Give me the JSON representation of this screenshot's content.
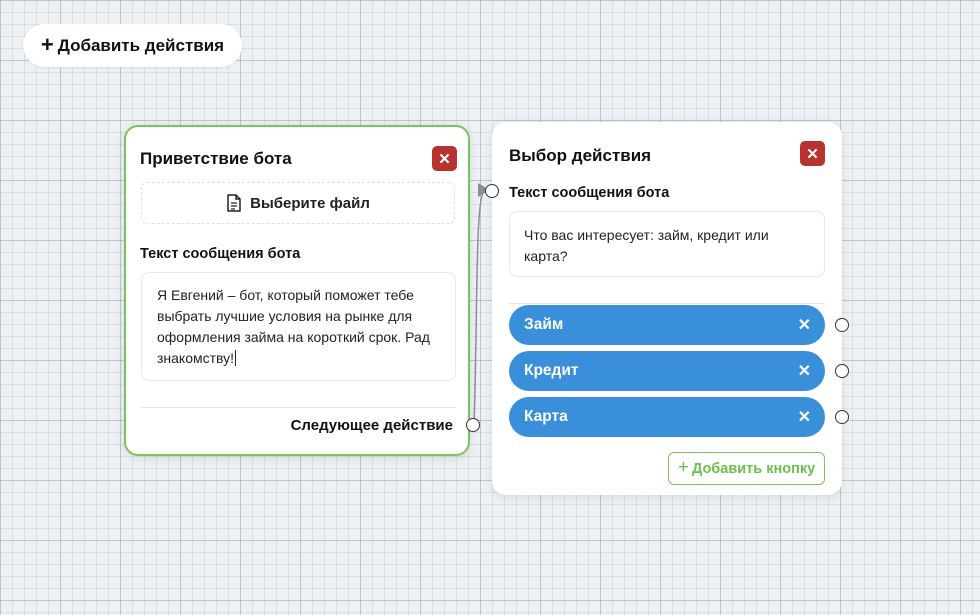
{
  "toolbar": {
    "add_action_label": "Добавить действия",
    "plus_glyph": "+"
  },
  "nodes": {
    "greeting": {
      "title": "Приветствие бота",
      "close_glyph": "✕",
      "file_picker_label": "Выберите файл",
      "file_icon": "file-icon",
      "text_label": "Текст сообщения бота",
      "message_text": "Я Евгений – бот, который поможет тебе выбрать лучшие условия на рынке для оформления займа на короткий срок. Рад знакомству!",
      "next_label": "Следующее действие",
      "border_color": "#7cc35c"
    },
    "choice": {
      "title": "Выбор действия",
      "close_glyph": "✕",
      "text_label": "Текст сообщения бота",
      "message_text": "Что вас интересует: займ, кредит или карта?",
      "buttons": [
        {
          "label": "Займ",
          "remove_glyph": "✕"
        },
        {
          "label": "Кредит",
          "remove_glyph": "✕"
        },
        {
          "label": "Карта",
          "remove_glyph": "✕"
        }
      ],
      "add_button_label": "Добавить кнопку",
      "add_button_glyph": "+"
    }
  },
  "colors": {
    "accent_green": "#7cc35c",
    "button_blue": "#3a8fdb",
    "close_red": "#b8332f",
    "canvas_bg": "#eef1f3"
  }
}
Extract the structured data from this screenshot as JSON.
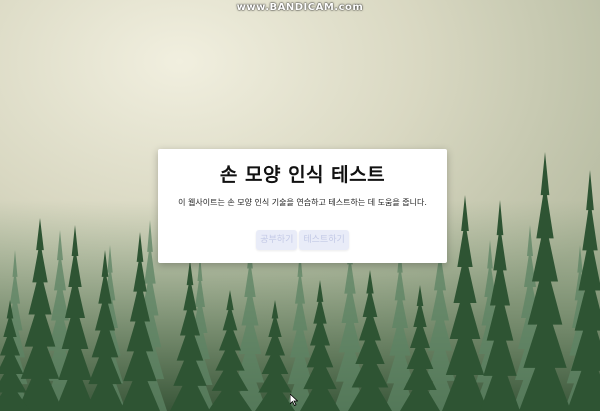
{
  "watermark": "www.BANDICAM.com",
  "card": {
    "title": "손 모양 인식 테스트",
    "description": "이 웹사이트는 손 모양 인식 기술을 연습하고 테스트하는 데 도움을 줍니다."
  },
  "buttons": {
    "study": "공부하기",
    "test": "테스트하기"
  },
  "colors": {
    "button_bg": "#e9ecf8",
    "button_text": "#c3c9e6",
    "forest_dark": "#1f3d22",
    "fog": "#e3e2cf"
  },
  "icons": {
    "cursor": "mouse-pointer-icon"
  }
}
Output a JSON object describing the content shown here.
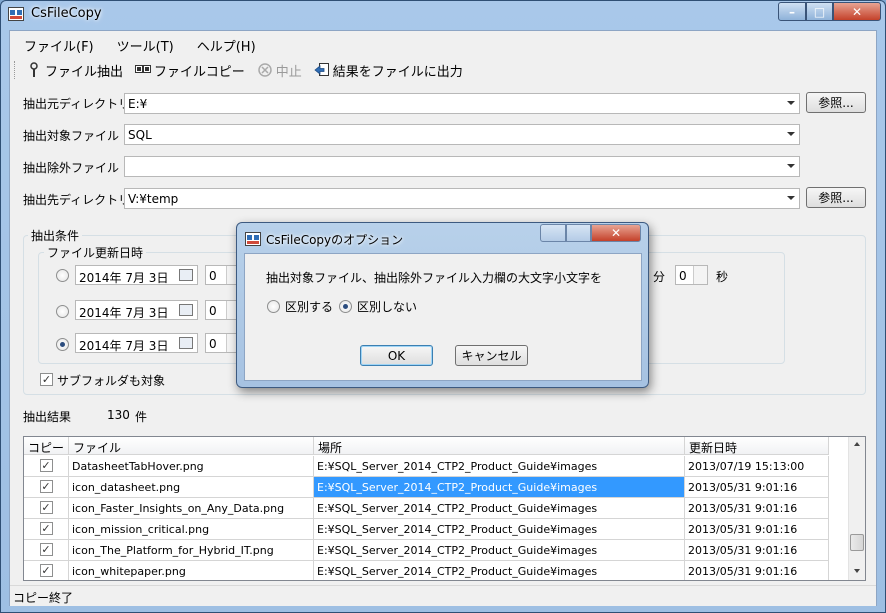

PROBLEM DETAILS
Without including any pictures, print all of the material exactly as given.

SOLVED EXERCISE
Give me the JSON representation of this screenshot's content.
{
  "toolbar": {
    "add_action_label": "Добавить действия",
    "plus_glyph": "+"
  },
  "nodes": {
    "greeting": {
      "title": "Приветствие бота",
      "close_glyph": "✕",
      "file_picker_label": "Выберите файл",
      "file_icon": "file-icon",
      "text_label": "Текст сообщения бота",
      "message_text": "Я Евгений – бот, который поможет тебе выбрать лучшие условия на рынке для оформления займа на короткий срок. Рад знакомству!",
      "next_label": "Следующее действие",
      "border_color": "#7cc35c"
    },
    "choice": {
      "title": "Выбор действия",
      "close_glyph": "✕",
      "text_label": "Текст сообщения бота",
      "message_text": "Что вас интересует: займ, кредит или карта?",
      "buttons": [
        {
          "label": "Займ",
          "remove_glyph": "✕"
        },
        {
          "label": "Кредит",
          "remove_glyph": "✕"
        },
        {
          "label": "Карта",
          "remove_glyph": "✕"
        }
      ],
      "add_button_label": "Добавить кнопку",
      "add_button_glyph": "+"
    }
  },
  "colors": {
    "accent_green": "#7cc35c",
    "button_blue": "#3a8fdb",
    "close_red": "#b8332f",
    "canvas_bg": "#eef1f3"
  }
}
Extract the structured data from this screenshot as JSON.
{
  "watermark": "www.BANDICAM.com",
  "card": {
    "title": "손 모양 인식 테스트",
    "description": "이 웹사이트는 손 모양 인식 기술을 연습하고 테스트하는 데 도움을 줍니다."
  },
  "buttons": {
    "study": "공부하기",
    "test": "테스트하기"
  },
  "colors": {
    "button_bg": "#e9ecf8",
    "button_text": "#c3c9e6",
    "forest_dark": "#1f3d22",
    "fog": "#e3e2cf"
  },
  "icons": {
    "cursor": "mouse-pointer-icon"
  }
}
Output a JSON object describing the content shown here.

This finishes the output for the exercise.